- _AIM OF THE TASK_: Set down each entry from the block beneath, exactly as written.

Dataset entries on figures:

——————————

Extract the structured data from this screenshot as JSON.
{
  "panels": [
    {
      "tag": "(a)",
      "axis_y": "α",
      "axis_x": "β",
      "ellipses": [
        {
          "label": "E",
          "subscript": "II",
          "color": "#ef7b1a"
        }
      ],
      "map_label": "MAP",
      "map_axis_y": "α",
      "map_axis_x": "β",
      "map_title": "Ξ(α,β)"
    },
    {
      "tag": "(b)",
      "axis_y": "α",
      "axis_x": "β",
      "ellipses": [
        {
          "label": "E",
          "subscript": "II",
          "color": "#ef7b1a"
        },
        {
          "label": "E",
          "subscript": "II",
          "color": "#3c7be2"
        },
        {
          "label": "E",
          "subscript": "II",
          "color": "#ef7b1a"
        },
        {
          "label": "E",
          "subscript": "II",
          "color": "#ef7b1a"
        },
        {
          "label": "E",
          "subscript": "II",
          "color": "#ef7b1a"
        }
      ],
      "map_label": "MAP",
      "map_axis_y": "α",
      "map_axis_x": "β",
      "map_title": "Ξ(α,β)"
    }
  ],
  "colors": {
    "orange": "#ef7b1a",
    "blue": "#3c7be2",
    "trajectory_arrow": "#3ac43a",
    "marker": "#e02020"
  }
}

——————————

- _SOLUTION_:
Extract the structured data from this screenshot as JSON.
{
  "panels": [
    {
      "tag": "(a)",
      "axis_y": "α",
      "axis_x": "β",
      "ellipses": [
        {
          "label": "E",
          "subscript": "II",
          "color": "#ef7b1a"
        }
      ],
      "map_label": "MAP",
      "map_axis_y": "α",
      "map_axis_x": "β",
      "map_title": "Ξ(α,β)"
    },
    {
      "tag": "(b)",
      "axis_y": "α",
      "axis_x": "β",
      "ellipses": [
        {
          "label": "E",
          "subscript": "II",
          "color": "#ef7b1a"
        },
        {
          "label": "E",
          "subscript": "II",
          "color": "#3c7be2"
        },
        {
          "label": "E",
          "subscript": "II",
          "color": "#ef7b1a"
        },
        {
          "label": "E",
          "subscript": "II",
          "color": "#ef7b1a"
        },
        {
          "label": "E",
          "subscript": "II",
          "color": "#ef7b1a"
        }
      ],
      "map_label": "MAP",
      "map_axis_y": "α",
      "map_axis_x": "β",
      "map_title": "Ξ(α,β)"
    }
  ],
  "colors": {
    "orange": "#ef7b1a",
    "blue": "#3c7be2",
    "trajectory_arrow": "#3ac43a",
    "marker": "#e02020"
  }
}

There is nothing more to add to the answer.